● **GIVEN EXERCISE**: Continue the forum thread about the newly acquired darkroom enlarger from where it stops.

● **EXCERPT**:

□ □ □

# Rejoining the darkroom snobs!



## Canon Fan (Feb 1, 2005)

Heh well it might not be the best equipment ever produced but the price was right! My buddy found an enlarger in his basement (long story) and decided he only wants two 4 packs of Sprecher beer for it   

Obviously I jumped at it and accepted the deal. It's a near mint condition Vivitar E-33 enlarger unit (don't know much about it yet) and will handle slides/negs up to 2 1/4 x 2 1/4" which should be nice for my medium format schtuff :camera: 

Now I just need, hmmmm, lots of stuff! Tanks, trays, timer, chemicals, a darkroom . . . . . . .

My wife is going to love this  

I just couldn't bring myself to crop the cameras out, they look happy next to it :Joker:


----------



## terri (Feb 1, 2005)

The cameras look happy because they ARE happy!      You made them happy!   

It's good karma, babe, go with it!

□ □ □

● **DATASET SECTION**:
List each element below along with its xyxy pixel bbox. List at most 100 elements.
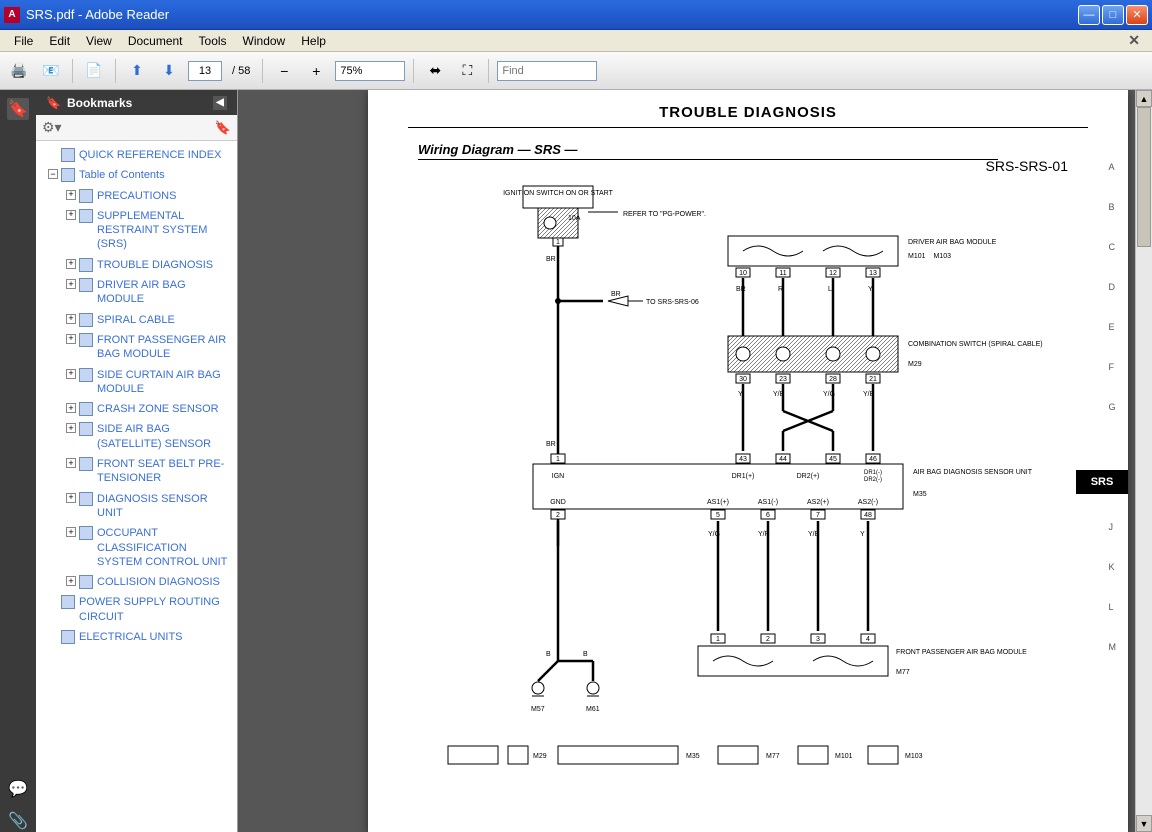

□ □ □

● **TASK OUTPUT**:
I think it looks fabulous.   Time to hit ebay for the various other items needed.   I'm sure your wife will be supportive.   :razz: 

Keep us posted!  :thumbup:


----------



## ferny (Feb 1, 2005)

That's a very special enlarger. If you look at the back of the base you can see a white cable. That can plug into your computer.


----------



## ksmattfish (Feb 1, 2005)

Awesome!  Welcome to the dark.


----------



## aggiezach (Feb 2, 2005)

YAY! More Dark Room Snobs! 

Zach


----------



## santino (Feb 2, 2005)

darkroom 4ever


----------



## Soulreaver (Feb 2, 2005)

Congrats, it looks great.
Welcome to the dark side.

Someday I will have one too


----------



## Unimaxium (Feb 2, 2005)

ferny said:
			
		

> That's a very special enlarger. If you look at the back of the base you can see a white cable. That can plug into your computer.


Hmmm.. for some reason I kind of doubt that cable belongs to the enlarger (lol). 

PS: that enlarger looks kind of like one we have at school. It's the one almost nobody wants to use because it looks old, but I'm starting to suspect that it might be the one that produces the best prints. There's one person in our class who tends to use it quite often, and her prints often come out really well. But it of course could be other factors, too.


----------



## Canon Fan (Feb 3, 2005)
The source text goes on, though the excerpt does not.